- [Task instructions]: Switch every "image" to "figure" throughout the listing below and reproduce all of its lines with no other changes. Omit the pictures from your reply.

Layout region records:

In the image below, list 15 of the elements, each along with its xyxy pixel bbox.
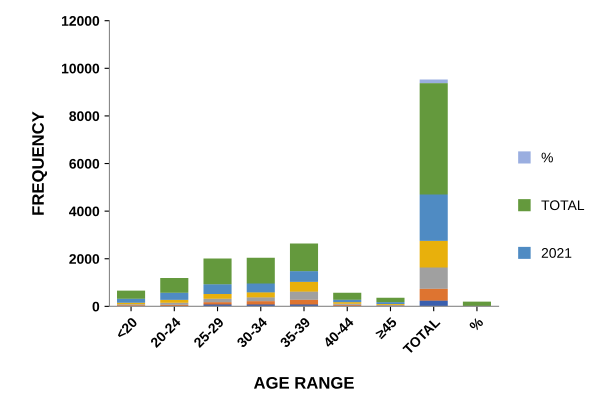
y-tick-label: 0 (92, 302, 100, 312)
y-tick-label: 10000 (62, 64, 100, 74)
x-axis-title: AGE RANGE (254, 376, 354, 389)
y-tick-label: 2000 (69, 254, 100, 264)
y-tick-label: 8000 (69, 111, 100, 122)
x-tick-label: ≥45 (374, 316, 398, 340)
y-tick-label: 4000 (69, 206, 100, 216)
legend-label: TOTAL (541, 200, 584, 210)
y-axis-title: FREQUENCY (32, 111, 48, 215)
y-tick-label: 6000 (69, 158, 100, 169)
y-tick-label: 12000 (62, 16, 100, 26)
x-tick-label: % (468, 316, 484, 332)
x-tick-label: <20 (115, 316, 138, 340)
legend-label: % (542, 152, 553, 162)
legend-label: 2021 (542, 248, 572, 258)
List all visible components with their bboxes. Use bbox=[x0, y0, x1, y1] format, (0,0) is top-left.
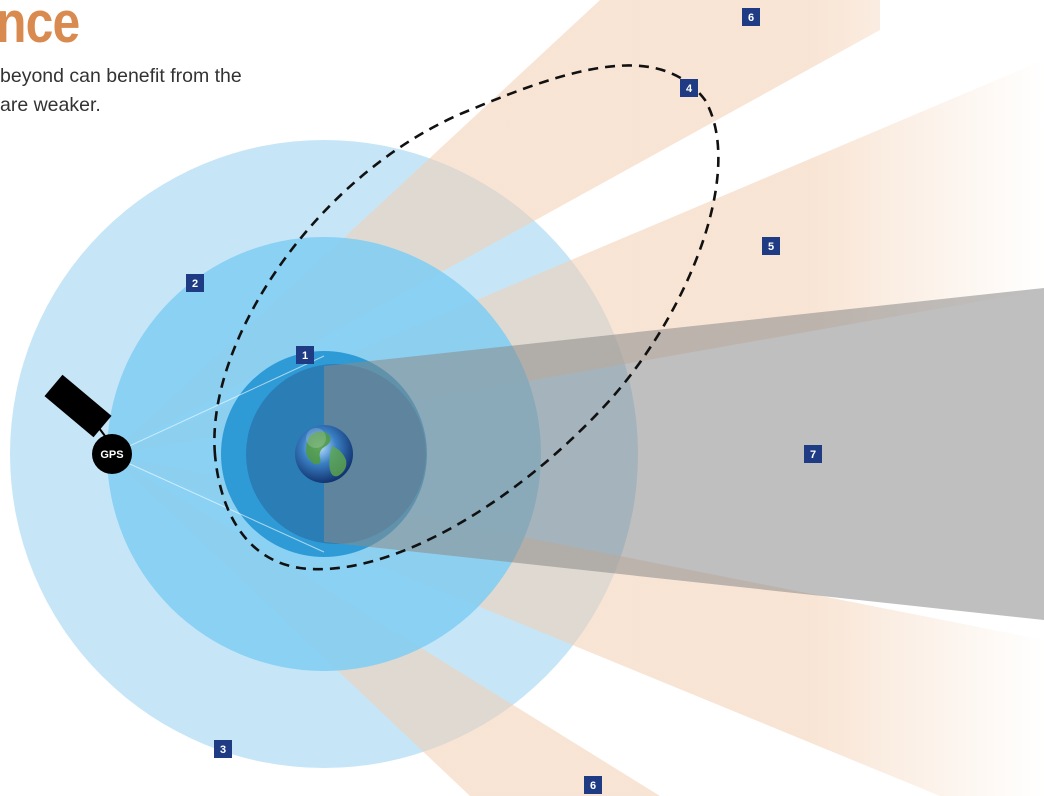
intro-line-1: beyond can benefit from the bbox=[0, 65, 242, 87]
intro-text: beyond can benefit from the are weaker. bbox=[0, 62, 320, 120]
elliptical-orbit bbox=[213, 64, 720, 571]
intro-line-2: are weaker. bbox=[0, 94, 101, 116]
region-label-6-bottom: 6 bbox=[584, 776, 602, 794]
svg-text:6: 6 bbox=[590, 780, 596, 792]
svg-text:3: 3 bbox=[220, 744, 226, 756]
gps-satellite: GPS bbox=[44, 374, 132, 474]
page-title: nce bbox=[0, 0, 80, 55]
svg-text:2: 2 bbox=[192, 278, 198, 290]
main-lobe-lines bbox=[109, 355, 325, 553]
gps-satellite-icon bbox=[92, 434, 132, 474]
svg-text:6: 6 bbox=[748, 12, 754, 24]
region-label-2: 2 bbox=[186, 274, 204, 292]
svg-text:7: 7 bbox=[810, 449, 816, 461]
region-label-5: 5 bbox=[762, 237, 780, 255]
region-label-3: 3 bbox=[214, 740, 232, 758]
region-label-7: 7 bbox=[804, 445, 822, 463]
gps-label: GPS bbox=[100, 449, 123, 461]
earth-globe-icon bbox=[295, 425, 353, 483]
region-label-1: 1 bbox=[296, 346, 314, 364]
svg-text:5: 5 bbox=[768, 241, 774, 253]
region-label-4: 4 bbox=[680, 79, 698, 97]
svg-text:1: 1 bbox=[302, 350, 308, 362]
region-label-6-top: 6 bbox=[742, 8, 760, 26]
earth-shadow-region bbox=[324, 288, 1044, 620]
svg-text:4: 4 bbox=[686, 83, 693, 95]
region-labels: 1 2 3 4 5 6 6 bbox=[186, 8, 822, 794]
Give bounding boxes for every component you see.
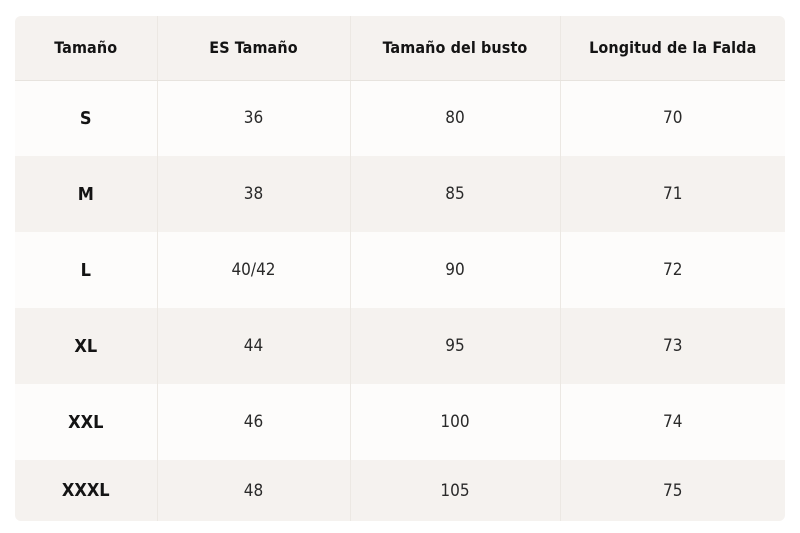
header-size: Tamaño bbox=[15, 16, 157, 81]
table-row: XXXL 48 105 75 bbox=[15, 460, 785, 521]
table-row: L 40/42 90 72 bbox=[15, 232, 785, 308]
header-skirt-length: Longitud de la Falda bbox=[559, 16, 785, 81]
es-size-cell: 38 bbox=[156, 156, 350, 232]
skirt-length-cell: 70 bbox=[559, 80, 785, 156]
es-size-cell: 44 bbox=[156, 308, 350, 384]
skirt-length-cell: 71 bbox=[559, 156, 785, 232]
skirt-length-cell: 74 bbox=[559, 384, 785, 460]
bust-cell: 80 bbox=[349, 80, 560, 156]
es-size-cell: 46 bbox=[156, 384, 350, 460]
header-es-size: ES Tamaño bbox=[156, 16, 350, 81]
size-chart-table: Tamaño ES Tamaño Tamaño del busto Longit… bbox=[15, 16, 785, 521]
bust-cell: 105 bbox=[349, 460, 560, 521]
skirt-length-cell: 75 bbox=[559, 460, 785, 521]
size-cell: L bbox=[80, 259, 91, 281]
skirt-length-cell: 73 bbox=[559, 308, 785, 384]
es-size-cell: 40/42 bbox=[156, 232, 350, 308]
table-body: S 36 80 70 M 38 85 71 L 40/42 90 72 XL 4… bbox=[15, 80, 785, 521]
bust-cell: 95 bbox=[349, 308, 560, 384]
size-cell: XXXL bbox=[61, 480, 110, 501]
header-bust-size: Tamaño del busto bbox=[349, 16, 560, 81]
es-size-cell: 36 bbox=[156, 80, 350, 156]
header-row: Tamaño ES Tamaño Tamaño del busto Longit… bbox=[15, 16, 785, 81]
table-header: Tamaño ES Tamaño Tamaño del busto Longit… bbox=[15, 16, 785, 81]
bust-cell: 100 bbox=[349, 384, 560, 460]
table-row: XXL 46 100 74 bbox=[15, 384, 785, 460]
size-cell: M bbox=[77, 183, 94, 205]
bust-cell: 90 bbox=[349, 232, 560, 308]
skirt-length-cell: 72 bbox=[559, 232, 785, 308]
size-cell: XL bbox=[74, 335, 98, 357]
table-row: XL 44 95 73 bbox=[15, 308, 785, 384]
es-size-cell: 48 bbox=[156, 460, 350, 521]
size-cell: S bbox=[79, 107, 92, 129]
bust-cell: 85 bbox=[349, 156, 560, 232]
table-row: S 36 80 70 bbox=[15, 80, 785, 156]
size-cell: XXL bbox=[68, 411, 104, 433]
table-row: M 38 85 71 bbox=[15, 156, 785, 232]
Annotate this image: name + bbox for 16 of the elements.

- [Worked answer]:
In the figure below, list 15 of the elements, each along with its xyxy pixel bbox.
y-tick-label: 0 (92, 302, 100, 312)
y-tick-label: 10000 (62, 64, 100, 74)
x-axis-title: AGE RANGE (254, 376, 354, 389)
y-tick-label: 2000 (69, 254, 100, 264)
y-tick-label: 8000 (69, 111, 100, 122)
x-tick-label: ≥45 (374, 316, 398, 340)
y-tick-label: 4000 (69, 206, 100, 216)
legend-label: TOTAL (541, 200, 584, 210)
y-axis-title: FREQUENCY (32, 111, 48, 215)
y-tick-label: 6000 (69, 158, 100, 169)
y-tick-label: 12000 (62, 16, 100, 26)
x-tick-label: % (468, 316, 484, 332)
x-tick-label: <20 (115, 316, 138, 340)
legend-label: % (542, 152, 553, 162)
legend-label: 2021 (542, 248, 572, 258)
List all visible components with their bboxes. Use bbox=[x0, y0, x1, y1] format, (0,0) is top-left.
intro-line-1: beyond can benefit from the bbox=[0, 65, 242, 87]
intro-text: beyond can benefit from the are weaker. bbox=[0, 62, 320, 120]
elliptical-orbit bbox=[213, 64, 720, 571]
intro-line-2: are weaker. bbox=[0, 94, 101, 116]
region-label-6-bottom: 6 bbox=[584, 776, 602, 794]
svg-text:6: 6 bbox=[590, 780, 596, 792]
svg-text:3: 3 bbox=[220, 744, 226, 756]
gps-satellite: GPS bbox=[44, 374, 132, 474]
page-title: nce bbox=[0, 0, 80, 55]
svg-text:2: 2 bbox=[192, 278, 198, 290]
main-lobe-lines bbox=[109, 355, 325, 553]
gps-satellite-icon bbox=[92, 434, 132, 474]
svg-text:6: 6 bbox=[748, 12, 754, 24]
region-label-2: 2 bbox=[186, 274, 204, 292]
svg-text:7: 7 bbox=[810, 449, 816, 461]
region-label-5: 5 bbox=[762, 237, 780, 255]
region-label-3: 3 bbox=[214, 740, 232, 758]
region-label-7: 7 bbox=[804, 445, 822, 463]
gps-label: GPS bbox=[100, 449, 123, 461]
earth-globe-icon bbox=[295, 425, 353, 483]
region-label-1: 1 bbox=[296, 346, 314, 364]
svg-text:5: 5 bbox=[768, 241, 774, 253]
region-label-4: 4 bbox=[680, 79, 698, 97]
svg-text:1: 1 bbox=[302, 350, 308, 362]
region-label-6-top: 6 bbox=[742, 8, 760, 26]
earth-shadow-region bbox=[324, 288, 1044, 620]
svg-text:4: 4 bbox=[686, 83, 693, 95]
region-labels: 1 2 3 4 5 6 6 bbox=[186, 8, 822, 794]
Give bounding boxes for every component you see.
header-size: Tamaño bbox=[15, 16, 157, 81]
table-row: XXXL 48 105 75 bbox=[15, 460, 785, 521]
table-row: L 40/42 90 72 bbox=[15, 232, 785, 308]
header-skirt-length: Longitud de la Falda bbox=[559, 16, 785, 81]
es-size-cell: 38 bbox=[156, 156, 350, 232]
skirt-length-cell: 70 bbox=[559, 80, 785, 156]
es-size-cell: 44 bbox=[156, 308, 350, 384]
skirt-length-cell: 71 bbox=[559, 156, 785, 232]
skirt-length-cell: 74 bbox=[559, 384, 785, 460]
bust-cell: 80 bbox=[349, 80, 560, 156]
es-size-cell: 46 bbox=[156, 384, 350, 460]
header-es-size: ES Tamaño bbox=[156, 16, 350, 81]
size-chart-table: Tamaño ES Tamaño Tamaño del busto Longit… bbox=[15, 16, 785, 521]
bust-cell: 105 bbox=[349, 460, 560, 521]
skirt-length-cell: 75 bbox=[559, 460, 785, 521]
size-cell: L bbox=[80, 259, 91, 281]
skirt-length-cell: 73 bbox=[559, 308, 785, 384]
es-size-cell: 40/42 bbox=[156, 232, 350, 308]
table-body: S 36 80 70 M 38 85 71 L 40/42 90 72 XL 4… bbox=[15, 80, 785, 521]
bust-cell: 95 bbox=[349, 308, 560, 384]
size-cell: XXXL bbox=[61, 480, 110, 501]
header-bust-size: Tamaño del busto bbox=[349, 16, 560, 81]
es-size-cell: 36 bbox=[156, 80, 350, 156]
header-row: Tamaño ES Tamaño Tamaño del busto Longit… bbox=[15, 16, 785, 81]
table-header: Tamaño ES Tamaño Tamaño del busto Longit… bbox=[15, 16, 785, 81]
bust-cell: 100 bbox=[349, 384, 560, 460]
table-row: XXL 46 100 74 bbox=[15, 384, 785, 460]
size-cell: M bbox=[77, 183, 94, 205]
bust-cell: 90 bbox=[349, 232, 560, 308]
skirt-length-cell: 72 bbox=[559, 232, 785, 308]
size-cell: XL bbox=[74, 335, 98, 357]
table-row: XL 44 95 73 bbox=[15, 308, 785, 384]
es-size-cell: 48 bbox=[156, 460, 350, 521]
size-cell: S bbox=[79, 107, 92, 129]
bust-cell: 85 bbox=[349, 156, 560, 232]
table-row: S 36 80 70 bbox=[15, 80, 785, 156]
size-cell: XXL bbox=[68, 411, 104, 433]
table-row: M 38 85 71 bbox=[15, 156, 785, 232]
Annotate this figure: name + bbox for 16 of the elements.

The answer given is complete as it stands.